• [Directions]: Copy down all of the data underneath, exactly as shown.

---------- Data rows ----------

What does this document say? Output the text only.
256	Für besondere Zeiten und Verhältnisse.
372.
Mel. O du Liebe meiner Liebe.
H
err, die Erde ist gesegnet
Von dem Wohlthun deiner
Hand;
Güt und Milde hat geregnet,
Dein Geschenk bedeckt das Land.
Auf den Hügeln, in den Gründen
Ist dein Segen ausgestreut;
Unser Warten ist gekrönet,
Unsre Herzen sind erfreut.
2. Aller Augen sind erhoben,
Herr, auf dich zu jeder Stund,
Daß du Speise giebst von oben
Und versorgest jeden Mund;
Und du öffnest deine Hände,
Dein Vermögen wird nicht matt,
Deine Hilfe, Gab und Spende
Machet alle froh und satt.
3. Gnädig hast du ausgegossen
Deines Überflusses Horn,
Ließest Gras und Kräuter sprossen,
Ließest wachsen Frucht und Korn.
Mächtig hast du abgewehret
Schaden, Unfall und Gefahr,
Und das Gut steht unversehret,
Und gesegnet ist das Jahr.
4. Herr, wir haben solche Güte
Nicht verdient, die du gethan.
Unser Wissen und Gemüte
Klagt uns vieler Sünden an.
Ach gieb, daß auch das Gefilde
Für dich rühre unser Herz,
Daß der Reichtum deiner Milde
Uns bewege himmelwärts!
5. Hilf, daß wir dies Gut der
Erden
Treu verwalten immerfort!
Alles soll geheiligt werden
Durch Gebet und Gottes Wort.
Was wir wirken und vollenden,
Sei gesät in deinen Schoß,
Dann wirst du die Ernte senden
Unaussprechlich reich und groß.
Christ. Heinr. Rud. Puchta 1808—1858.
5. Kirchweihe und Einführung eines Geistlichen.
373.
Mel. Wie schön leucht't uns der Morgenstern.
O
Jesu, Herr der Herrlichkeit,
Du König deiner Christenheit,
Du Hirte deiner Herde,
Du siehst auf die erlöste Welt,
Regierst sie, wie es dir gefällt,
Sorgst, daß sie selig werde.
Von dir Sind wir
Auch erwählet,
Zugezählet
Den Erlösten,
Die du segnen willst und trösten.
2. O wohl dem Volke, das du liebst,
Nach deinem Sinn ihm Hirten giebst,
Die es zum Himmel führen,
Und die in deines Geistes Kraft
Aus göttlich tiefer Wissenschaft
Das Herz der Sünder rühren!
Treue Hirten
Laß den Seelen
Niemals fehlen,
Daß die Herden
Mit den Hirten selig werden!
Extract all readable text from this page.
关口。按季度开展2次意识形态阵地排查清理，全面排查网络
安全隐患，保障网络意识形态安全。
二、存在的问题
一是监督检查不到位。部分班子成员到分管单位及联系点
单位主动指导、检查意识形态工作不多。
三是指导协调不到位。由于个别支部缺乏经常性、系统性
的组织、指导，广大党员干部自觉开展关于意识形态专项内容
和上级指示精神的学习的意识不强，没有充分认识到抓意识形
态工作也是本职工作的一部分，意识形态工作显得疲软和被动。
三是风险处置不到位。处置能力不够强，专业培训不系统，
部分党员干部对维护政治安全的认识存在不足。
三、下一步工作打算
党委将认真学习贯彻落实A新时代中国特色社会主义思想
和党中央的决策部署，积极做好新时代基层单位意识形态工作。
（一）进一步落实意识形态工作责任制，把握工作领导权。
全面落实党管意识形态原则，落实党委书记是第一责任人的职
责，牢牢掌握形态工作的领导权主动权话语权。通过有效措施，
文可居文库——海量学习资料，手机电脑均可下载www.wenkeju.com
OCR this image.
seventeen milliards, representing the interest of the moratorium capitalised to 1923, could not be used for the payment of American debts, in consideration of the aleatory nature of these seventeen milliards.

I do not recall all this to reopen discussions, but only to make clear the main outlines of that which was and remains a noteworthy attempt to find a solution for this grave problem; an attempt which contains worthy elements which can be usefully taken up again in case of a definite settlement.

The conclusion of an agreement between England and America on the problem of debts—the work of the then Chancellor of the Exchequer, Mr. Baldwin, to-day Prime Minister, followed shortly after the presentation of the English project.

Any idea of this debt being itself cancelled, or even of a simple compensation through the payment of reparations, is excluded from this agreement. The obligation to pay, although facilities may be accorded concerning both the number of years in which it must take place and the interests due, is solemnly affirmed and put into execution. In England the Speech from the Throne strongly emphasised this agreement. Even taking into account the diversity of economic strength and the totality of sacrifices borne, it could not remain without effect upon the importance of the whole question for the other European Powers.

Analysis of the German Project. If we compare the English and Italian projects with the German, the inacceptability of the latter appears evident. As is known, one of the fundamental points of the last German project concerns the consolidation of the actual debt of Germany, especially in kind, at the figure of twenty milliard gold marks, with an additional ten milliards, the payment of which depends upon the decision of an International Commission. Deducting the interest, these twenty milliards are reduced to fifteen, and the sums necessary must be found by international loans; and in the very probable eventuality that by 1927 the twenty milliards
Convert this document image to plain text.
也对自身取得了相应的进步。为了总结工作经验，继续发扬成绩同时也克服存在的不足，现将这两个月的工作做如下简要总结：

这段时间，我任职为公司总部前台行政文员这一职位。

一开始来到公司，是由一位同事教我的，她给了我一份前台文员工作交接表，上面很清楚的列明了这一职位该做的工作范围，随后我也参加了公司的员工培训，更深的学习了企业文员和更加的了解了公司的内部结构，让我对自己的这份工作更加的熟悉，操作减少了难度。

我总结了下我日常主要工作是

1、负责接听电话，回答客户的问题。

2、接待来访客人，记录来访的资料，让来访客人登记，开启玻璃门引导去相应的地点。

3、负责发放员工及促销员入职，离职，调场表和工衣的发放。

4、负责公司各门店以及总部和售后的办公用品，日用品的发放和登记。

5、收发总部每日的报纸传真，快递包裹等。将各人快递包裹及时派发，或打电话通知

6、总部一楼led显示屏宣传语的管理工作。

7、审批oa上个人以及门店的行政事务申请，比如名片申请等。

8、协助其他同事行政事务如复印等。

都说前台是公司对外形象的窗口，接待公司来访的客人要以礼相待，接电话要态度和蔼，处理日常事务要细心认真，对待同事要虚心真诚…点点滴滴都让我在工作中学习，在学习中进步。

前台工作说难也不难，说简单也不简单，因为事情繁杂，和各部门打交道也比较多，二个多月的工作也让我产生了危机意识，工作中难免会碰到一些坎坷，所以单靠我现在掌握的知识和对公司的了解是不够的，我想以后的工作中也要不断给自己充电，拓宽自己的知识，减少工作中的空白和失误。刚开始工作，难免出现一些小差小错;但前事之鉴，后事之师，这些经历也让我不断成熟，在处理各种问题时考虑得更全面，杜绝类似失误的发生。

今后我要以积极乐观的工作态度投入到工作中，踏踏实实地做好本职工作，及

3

----------

• [Result]:
What does this document say? Output the text only.
256	Für besondere Zeiten und Verhältnisse.
372.
Mel. O du Liebe meiner Liebe.
H
err, die Erde ist gesegnet
Von dem Wohlthun deiner
Hand;
Güt und Milde hat geregnet,
Dein Geschenk bedeckt das Land.
Auf den Hügeln, in den Gründen
Ist dein Segen ausgestreut;
Unser Warten ist gekrönet,
Unsre Herzen sind erfreut.
2. Aller Augen sind erhoben,
Herr, auf dich zu jeder Stund,
Daß du Speise giebst von oben
Und versorgest jeden Mund;
Und du öffnest deine Hände,
Dein Vermögen wird nicht matt,
Deine Hilfe, Gab und Spende
Machet alle froh und satt.
3. Gnädig hast du ausgegossen
Deines Überflusses Horn,
Ließest Gras und Kräuter sprossen,
Ließest wachsen Frucht und Korn.
Mächtig hast du abgewehret
Schaden, Unfall und Gefahr,
Und das Gut steht unversehret,
Und gesegnet ist das Jahr.
4. Herr, wir haben solche Güte
Nicht verdient, die du gethan.
Unser Wissen und Gemüte
Klagt uns vieler Sünden an.
Ach gieb, daß auch das Gefilde
Für dich rühre unser Herz,
Daß der Reichtum deiner Milde
Uns bewege himmelwärts!
5. Hilf, daß wir dies Gut der
Erden
Treu verwalten immerfort!
Alles soll geheiligt werden
Durch Gebet und Gottes Wort.
Was wir wirken und vollenden,
Sei gesät in deinen Schoß,
Dann wirst du die Ernte senden
Unaussprechlich reich und groß.
Christ. Heinr. Rud. Puchta 1808—1858.
5. Kirchweihe und Einführung eines Geistlichen.
373.
Mel. Wie schön leucht't uns der Morgenstern.
O
Jesu, Herr der Herrlichkeit,
Du König deiner Christenheit,
Du Hirte deiner Herde,
Du siehst auf die erlöste Welt,
Regierst sie, wie es dir gefällt,
Sorgst, daß sie selig werde.
Von dir Sind wir
Auch erwählet,
Zugezählet
Den Erlösten,
Die du segnen willst und trösten.
2. O wohl dem Volke, das du liebst,
Nach deinem Sinn ihm Hirten giebst,
Die es zum Himmel führen,
Und die in deines Geistes Kraft
Aus göttlich tiefer Wissenschaft
Das Herz der Sünder rühren!
Treue Hirten
Laß den Seelen
Niemals fehlen,
Daß die Herden
Mit den Hirten selig werden!
Extract all readable text from this page.
关口。按季度开展2次意识形态阵地排查清理，全面排查网络
安全隐患，保障网络意识形态安全。
二、存在的问题
一是监督检查不到位。部分班子成员到分管单位及联系点
单位主动指导、检查意识形态工作不多。
三是指导协调不到位。由于个别支部缺乏经常性、系统性
的组织、指导，广大党员干部自觉开展关于意识形态专项内容
和上级指示精神的学习的意识不强，没有充分认识到抓意识形
态工作也是本职工作的一部分，意识形态工作显得疲软和被动。
三是风险处置不到位。处置能力不够强，专业培训不系统，
部分党员干部对维护政治安全的认识存在不足。
三、下一步工作打算
党委将认真学习贯彻落实A新时代中国特色社会主义思想
和党中央的决策部署，积极做好新时代基层单位意识形态工作。
（一）进一步落实意识形态工作责任制，把握工作领导权。
全面落实党管意识形态原则，落实党委书记是第一责任人的职
责，牢牢掌握形态工作的领导权主动权话语权。通过有效措施，
文可居文库——海量学习资料，手机电脑均可下载www.wenkeju.com
OCR this image.
seventeen milliards, representing the interest of the moratorium capitalised to 1923, could not be used for the payment of American debts, in consideration of the aleatory nature of these seventeen milliards.

I do not recall all this to reopen discussions, but only to make clear the main outlines of that which was and remains a noteworthy attempt to find a solution for this grave problem; an attempt which contains worthy elements which can be usefully taken up again in case of a definite settlement.

The conclusion of an agreement between England and America on the problem of debts—the work of the then Chancellor of the Exchequer, Mr. Baldwin, to-day Prime Minister, followed shortly after the presentation of the English project.

Any idea of this debt being itself cancelled, or even of a simple compensation through the payment of reparations, is excluded from this agreement. The obligation to pay, although facilities may be accorded concerning both the number of years in which it must take place and the interests due, is solemnly affirmed and put into execution. In England the Speech from the Throne strongly emphasised this agreement. Even taking into account the diversity of economic strength and the totality of sacrifices borne, it could not remain without effect upon the importance of the whole question for the other European Powers.

Analysis of the German Project. If we compare the English and Italian projects with the German, the inacceptability of the latter appears evident. As is known, one of the fundamental points of the last German project concerns the consolidation of the actual debt of Germany, especially in kind, at the figure of twenty milliard gold marks, with an additional ten milliards, the payment of which depends upon the decision of an International Commission. Deducting the interest, these twenty milliards are reduced to fifteen, and the sums necessary must be found by international loans; and in the very probable eventuality that by 1927 the twenty milliards
Convert this document image to plain text.
也对自身取得了相应的进步。为了总结工作经验，继续发扬成绩同时也克服存在的不足，现将这两个月的工作做如下简要总结：

这段时间，我任职为公司总部前台行政文员这一职位。

一开始来到公司，是由一位同事教我的，她给了我一份前台文员工作交接表，上面很清楚的列明了这一职位该做的工作范围，随后我也参加了公司的员工培训，更深的学习了企业文员和更加的了解了公司的内部结构，让我对自己的这份工作更加的熟悉，操作减少了难度。

我总结了下我日常主要工作是

1、负责接听电话，回答客户的问题。

2、接待来访客人，记录来访的资料，让来访客人登记，开启玻璃门引导去相应的地点。

3、负责发放员工及促销员入职，离职，调场表和工衣的发放。

4、负责公司各门店以及总部和售后的办公用品，日用品的发放和登记。

5、收发总部每日的报纸传真，快递包裹等。将各人快递包裹及时派发，或打电话通知

6、总部一楼led显示屏宣传语的管理工作。

7、审批oa上个人以及门店的行政事务申请，比如名片申请等。

8、协助其他同事行政事务如复印等。

都说前台是公司对外形象的窗口，接待公司来访的客人要以礼相待，接电话要态度和蔼，处理日常事务要细心认真，对待同事要虚心真诚…点点滴滴都让我在工作中学习，在学习中进步。

前台工作说难也不难，说简单也不简单，因为事情繁杂，和各部门打交道也比较多，二个多月的工作也让我产生了危机意识，工作中难免会碰到一些坎坷，所以单靠我现在掌握的知识和对公司的了解是不够的，我想以后的工作中也要不断给自己充电，拓宽自己的知识，减少工作中的空白和失误。刚开始工作，难免出现一些小差小错;但前事之鉴，后事之师，这些经历也让我不断成熟，在处理各种问题时考虑得更全面，杜绝类似失误的发生。

今后我要以积极乐观的工作态度投入到工作中，踏踏实实地做好本职工作，及

3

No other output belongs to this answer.